▶ **DATA PROVIDED**:
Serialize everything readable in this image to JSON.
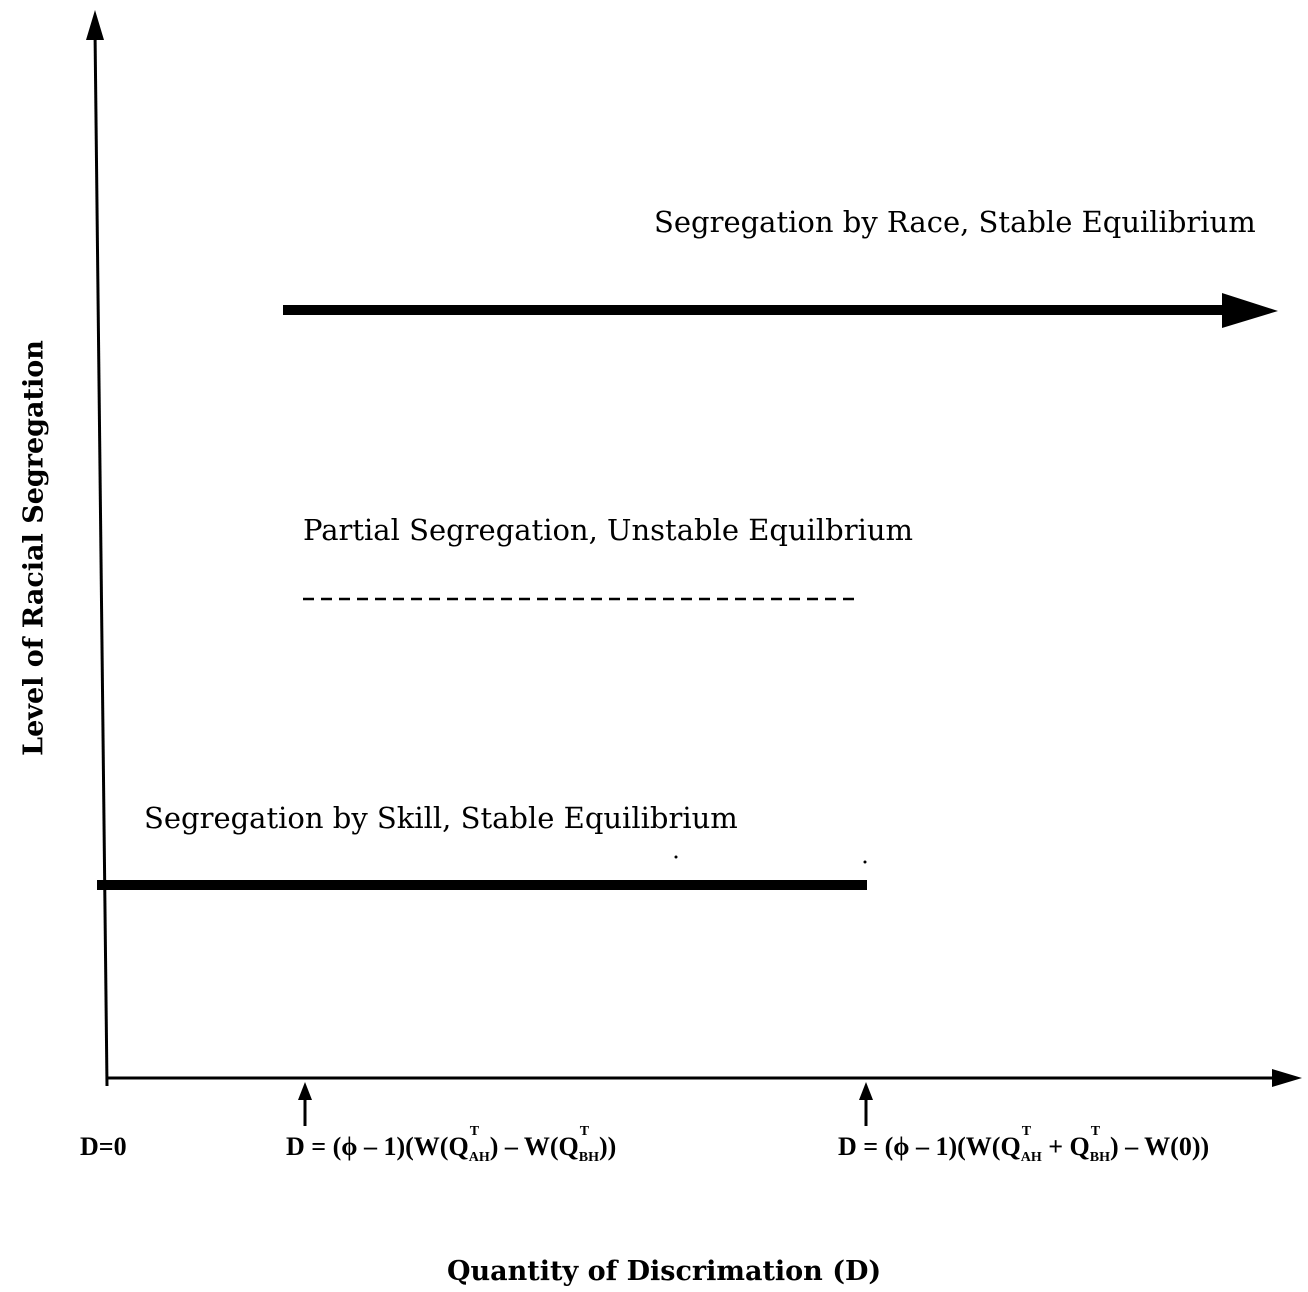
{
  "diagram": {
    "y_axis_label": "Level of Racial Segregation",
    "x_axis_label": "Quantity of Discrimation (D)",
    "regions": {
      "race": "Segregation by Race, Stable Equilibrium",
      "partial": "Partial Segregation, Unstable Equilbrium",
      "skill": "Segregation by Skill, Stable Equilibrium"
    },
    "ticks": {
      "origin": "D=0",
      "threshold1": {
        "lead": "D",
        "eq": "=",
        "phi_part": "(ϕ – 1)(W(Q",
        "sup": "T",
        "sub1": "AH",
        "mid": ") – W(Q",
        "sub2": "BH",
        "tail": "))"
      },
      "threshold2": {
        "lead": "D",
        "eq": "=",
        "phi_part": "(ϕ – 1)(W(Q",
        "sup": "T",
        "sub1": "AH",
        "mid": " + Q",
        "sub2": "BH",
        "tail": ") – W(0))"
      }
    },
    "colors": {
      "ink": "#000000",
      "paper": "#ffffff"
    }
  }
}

▶ **EXERCISE**: Which lines in the listing above hold the word "Segregation"? Show each of them.

▶ **RESPONSE FOR THIS EXERCISE**:
    "y_axis_label": "Level of Racial Segregation",
      "race": "Segregation by Race, Stable Equilibrium",
      "partial": "Partial Segregation, Unstable Equilbrium",
      "skill": "Segregation by Skill, Stable Equilibrium"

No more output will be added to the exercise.